* _REQUIRED WORK_
Check the listing below for lines that hold "menu". How many are there? Please give only the number.

[Data excerpts]
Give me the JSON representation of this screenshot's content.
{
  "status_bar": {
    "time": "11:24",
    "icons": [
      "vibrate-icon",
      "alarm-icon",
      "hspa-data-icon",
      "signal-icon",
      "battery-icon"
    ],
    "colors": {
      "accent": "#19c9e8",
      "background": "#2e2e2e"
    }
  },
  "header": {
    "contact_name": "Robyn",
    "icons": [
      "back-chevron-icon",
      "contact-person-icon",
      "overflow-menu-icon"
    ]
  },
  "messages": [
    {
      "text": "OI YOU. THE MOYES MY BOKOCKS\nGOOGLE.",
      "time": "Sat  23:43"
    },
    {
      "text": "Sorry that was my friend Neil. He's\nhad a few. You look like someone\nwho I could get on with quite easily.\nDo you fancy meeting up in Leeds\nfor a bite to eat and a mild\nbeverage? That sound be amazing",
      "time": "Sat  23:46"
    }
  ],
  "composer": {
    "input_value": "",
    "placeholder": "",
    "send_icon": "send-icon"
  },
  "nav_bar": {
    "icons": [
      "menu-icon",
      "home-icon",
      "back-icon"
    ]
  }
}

---

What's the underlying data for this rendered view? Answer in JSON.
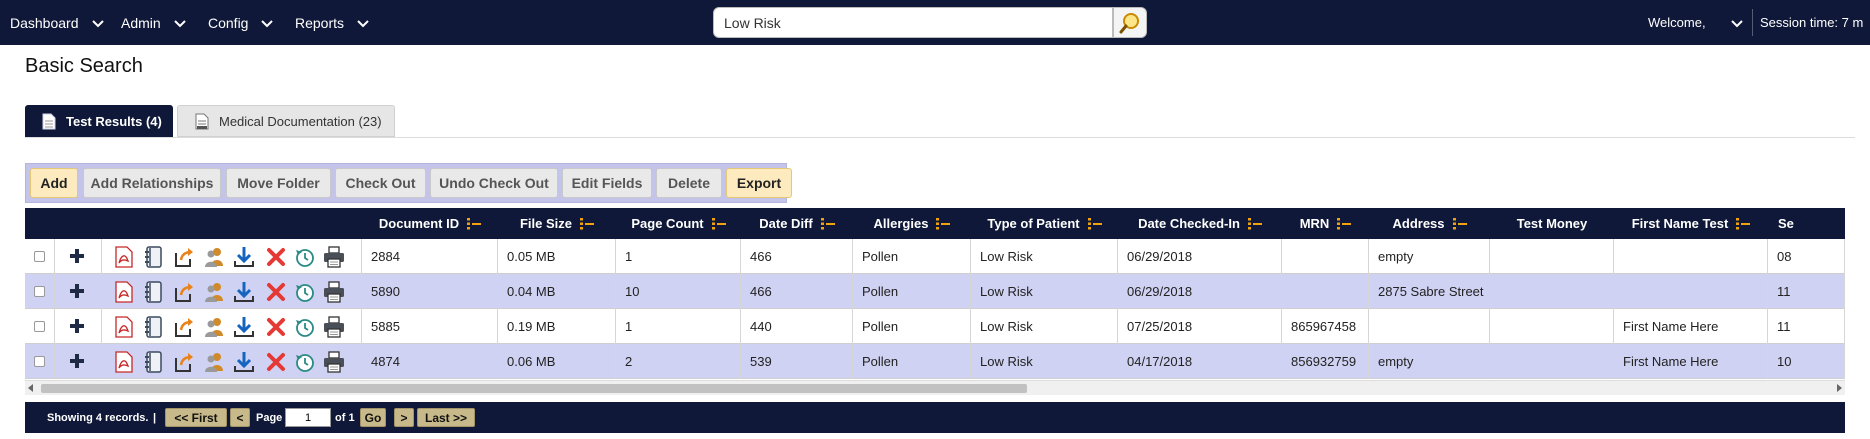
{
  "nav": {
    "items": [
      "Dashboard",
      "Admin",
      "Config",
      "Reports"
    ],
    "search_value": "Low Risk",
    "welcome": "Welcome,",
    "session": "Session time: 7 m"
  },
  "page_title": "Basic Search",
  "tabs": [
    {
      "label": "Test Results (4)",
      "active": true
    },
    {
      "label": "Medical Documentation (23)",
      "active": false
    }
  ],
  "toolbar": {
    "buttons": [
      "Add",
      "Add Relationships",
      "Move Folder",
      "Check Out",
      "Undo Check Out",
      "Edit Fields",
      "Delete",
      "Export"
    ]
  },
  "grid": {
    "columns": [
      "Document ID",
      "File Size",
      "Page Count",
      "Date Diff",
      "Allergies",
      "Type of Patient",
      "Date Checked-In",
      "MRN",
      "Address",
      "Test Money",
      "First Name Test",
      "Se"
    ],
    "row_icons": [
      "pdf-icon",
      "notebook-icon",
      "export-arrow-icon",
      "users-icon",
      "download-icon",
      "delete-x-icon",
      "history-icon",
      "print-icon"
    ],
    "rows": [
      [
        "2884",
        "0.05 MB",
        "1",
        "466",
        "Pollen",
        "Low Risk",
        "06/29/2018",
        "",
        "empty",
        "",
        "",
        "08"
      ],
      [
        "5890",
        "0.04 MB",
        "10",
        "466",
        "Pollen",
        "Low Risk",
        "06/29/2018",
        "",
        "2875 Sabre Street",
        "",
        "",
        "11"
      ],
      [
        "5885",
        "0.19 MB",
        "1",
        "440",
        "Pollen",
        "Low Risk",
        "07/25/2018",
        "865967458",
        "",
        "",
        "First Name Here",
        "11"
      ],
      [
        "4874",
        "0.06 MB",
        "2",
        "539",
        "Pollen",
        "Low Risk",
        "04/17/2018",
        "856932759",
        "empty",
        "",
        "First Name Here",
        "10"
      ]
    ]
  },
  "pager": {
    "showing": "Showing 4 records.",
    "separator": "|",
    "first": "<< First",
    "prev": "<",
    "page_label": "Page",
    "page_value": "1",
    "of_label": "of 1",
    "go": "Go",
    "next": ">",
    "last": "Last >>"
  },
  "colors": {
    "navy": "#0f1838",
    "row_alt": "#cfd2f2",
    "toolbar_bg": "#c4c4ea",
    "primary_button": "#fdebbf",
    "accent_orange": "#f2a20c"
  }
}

==

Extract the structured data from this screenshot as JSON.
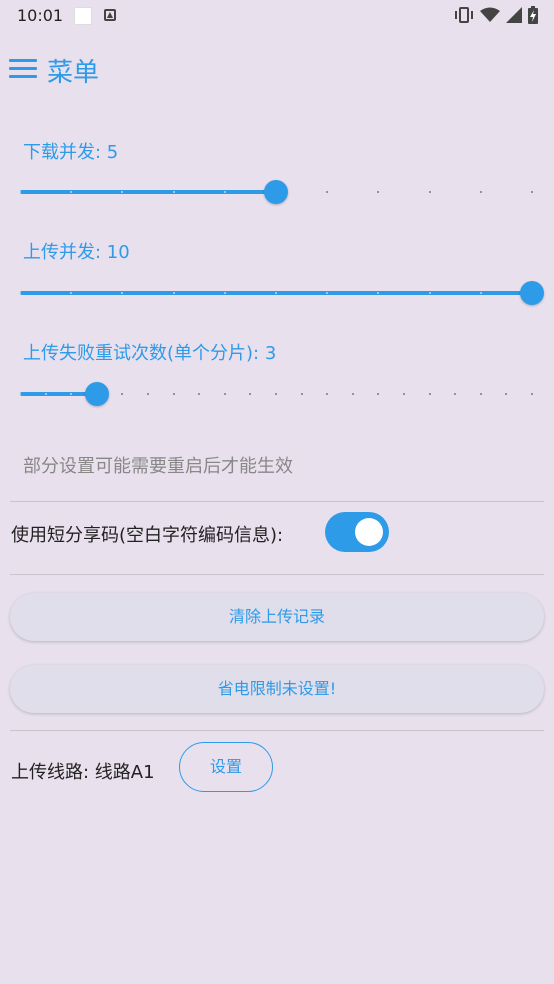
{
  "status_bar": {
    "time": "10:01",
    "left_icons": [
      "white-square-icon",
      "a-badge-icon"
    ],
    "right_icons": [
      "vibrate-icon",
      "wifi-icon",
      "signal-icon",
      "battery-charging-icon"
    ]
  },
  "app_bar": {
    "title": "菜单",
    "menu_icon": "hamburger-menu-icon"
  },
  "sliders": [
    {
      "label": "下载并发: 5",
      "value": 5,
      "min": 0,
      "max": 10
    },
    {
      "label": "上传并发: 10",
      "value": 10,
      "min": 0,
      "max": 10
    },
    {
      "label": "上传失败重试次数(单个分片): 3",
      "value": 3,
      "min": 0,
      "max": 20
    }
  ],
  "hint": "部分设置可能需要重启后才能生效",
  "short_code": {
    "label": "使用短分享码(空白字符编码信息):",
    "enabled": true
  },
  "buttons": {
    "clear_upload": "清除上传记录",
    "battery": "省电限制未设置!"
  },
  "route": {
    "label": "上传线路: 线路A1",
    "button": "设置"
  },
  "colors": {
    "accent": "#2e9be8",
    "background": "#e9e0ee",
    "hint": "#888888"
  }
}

* _EXERCISE OUTPUT_
3